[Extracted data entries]

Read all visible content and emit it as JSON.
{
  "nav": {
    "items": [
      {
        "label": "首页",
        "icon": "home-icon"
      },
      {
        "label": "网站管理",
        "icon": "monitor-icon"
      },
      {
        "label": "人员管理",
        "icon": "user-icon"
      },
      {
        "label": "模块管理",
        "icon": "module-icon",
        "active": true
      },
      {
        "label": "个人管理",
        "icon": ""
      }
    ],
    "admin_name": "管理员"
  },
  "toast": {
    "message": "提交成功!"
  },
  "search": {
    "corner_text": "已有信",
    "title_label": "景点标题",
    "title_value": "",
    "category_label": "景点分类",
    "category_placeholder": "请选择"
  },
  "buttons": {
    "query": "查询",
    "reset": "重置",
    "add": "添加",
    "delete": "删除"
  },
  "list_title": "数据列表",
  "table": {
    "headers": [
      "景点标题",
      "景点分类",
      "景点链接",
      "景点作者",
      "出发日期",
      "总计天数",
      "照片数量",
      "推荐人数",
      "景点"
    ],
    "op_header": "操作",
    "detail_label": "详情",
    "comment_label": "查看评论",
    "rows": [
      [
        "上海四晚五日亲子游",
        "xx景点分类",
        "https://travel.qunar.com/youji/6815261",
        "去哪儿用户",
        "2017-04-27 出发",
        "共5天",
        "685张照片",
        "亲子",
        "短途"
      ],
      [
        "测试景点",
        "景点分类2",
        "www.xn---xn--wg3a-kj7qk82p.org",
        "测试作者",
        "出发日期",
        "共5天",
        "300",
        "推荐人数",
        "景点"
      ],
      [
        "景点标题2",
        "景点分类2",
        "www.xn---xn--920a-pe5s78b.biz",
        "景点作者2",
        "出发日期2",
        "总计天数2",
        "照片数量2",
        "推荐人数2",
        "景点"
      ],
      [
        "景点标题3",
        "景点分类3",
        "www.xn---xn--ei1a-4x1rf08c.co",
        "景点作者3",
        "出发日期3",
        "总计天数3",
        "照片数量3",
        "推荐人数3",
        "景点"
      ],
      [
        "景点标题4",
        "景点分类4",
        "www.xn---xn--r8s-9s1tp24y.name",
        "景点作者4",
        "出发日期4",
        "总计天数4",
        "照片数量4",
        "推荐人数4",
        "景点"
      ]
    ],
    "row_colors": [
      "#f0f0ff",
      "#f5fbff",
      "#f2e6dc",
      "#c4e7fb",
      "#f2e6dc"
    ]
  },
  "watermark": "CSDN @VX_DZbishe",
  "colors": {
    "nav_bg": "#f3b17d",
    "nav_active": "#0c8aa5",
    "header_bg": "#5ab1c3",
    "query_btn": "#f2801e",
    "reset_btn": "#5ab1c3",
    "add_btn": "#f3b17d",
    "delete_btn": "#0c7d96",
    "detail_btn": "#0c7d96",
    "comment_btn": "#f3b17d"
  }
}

* **Task objective**
Write out the material from the first line to the last, exactly.

* **Full output**
Read all visible content and emit it as JSON.
{
  "nav": {
    "items": [
      {
        "label": "首页",
        "icon": "home-icon"
      },
      {
        "label": "网站管理",
        "icon": "monitor-icon"
      },
      {
        "label": "人员管理",
        "icon": "user-icon"
      },
      {
        "label": "模块管理",
        "icon": "module-icon",
        "active": true
      },
      {
        "label": "个人管理",
        "icon": ""
      }
    ],
    "admin_name": "管理员"
  },
  "toast": {
    "message": "提交成功!"
  },
  "search": {
    "corner_text": "已有信",
    "title_label": "景点标题",
    "title_value": "",
    "category_label": "景点分类",
    "category_placeholder": "请选择"
  },
  "buttons": {
    "query": "查询",
    "reset": "重置",
    "add": "添加",
    "delete": "删除"
  },
  "list_title": "数据列表",
  "table": {
    "headers": [
      "景点标题",
      "景点分类",
      "景点链接",
      "景点作者",
      "出发日期",
      "总计天数",
      "照片数量",
      "推荐人数",
      "景点"
    ],
    "op_header": "操作",
    "detail_label": "详情",
    "comment_label": "查看评论",
    "rows": [
      [
        "上海四晚五日亲子游",
        "xx景点分类",
        "https://travel.qunar.com/youji/6815261",
        "去哪儿用户",
        "2017-04-27 出发",
        "共5天",
        "685张照片",
        "亲子",
        "短途"
      ],
      [
        "测试景点",
        "景点分类2",
        "www.xn---xn--wg3a-kj7qk82p.org",
        "测试作者",
        "出发日期",
        "共5天",
        "300",
        "推荐人数",
        "景点"
      ],
      [
        "景点标题2",
        "景点分类2",
        "www.xn---xn--920a-pe5s78b.biz",
        "景点作者2",
        "出发日期2",
        "总计天数2",
        "照片数量2",
        "推荐人数2",
        "景点"
      ],
      [
        "景点标题3",
        "景点分类3",
        "www.xn---xn--ei1a-4x1rf08c.co",
        "景点作者3",
        "出发日期3",
        "总计天数3",
        "照片数量3",
        "推荐人数3",
        "景点"
      ],
      [
        "景点标题4",
        "景点分类4",
        "www.xn---xn--r8s-9s1tp24y.name",
        "景点作者4",
        "出发日期4",
        "总计天数4",
        "照片数量4",
        "推荐人数4",
        "景点"
      ]
    ],
    "row_colors": [
      "#f0f0ff",
      "#f5fbff",
      "#f2e6dc",
      "#c4e7fb",
      "#f2e6dc"
    ]
  },
  "watermark": "CSDN @VX_DZbishe",
  "colors": {
    "nav_bg": "#f3b17d",
    "nav_active": "#0c8aa5",
    "header_bg": "#5ab1c3",
    "query_btn": "#f2801e",
    "reset_btn": "#5ab1c3",
    "add_btn": "#f3b17d",
    "delete_btn": "#0c7d96",
    "detail_btn": "#0c7d96",
    "comment_btn": "#f3b17d"
  }
}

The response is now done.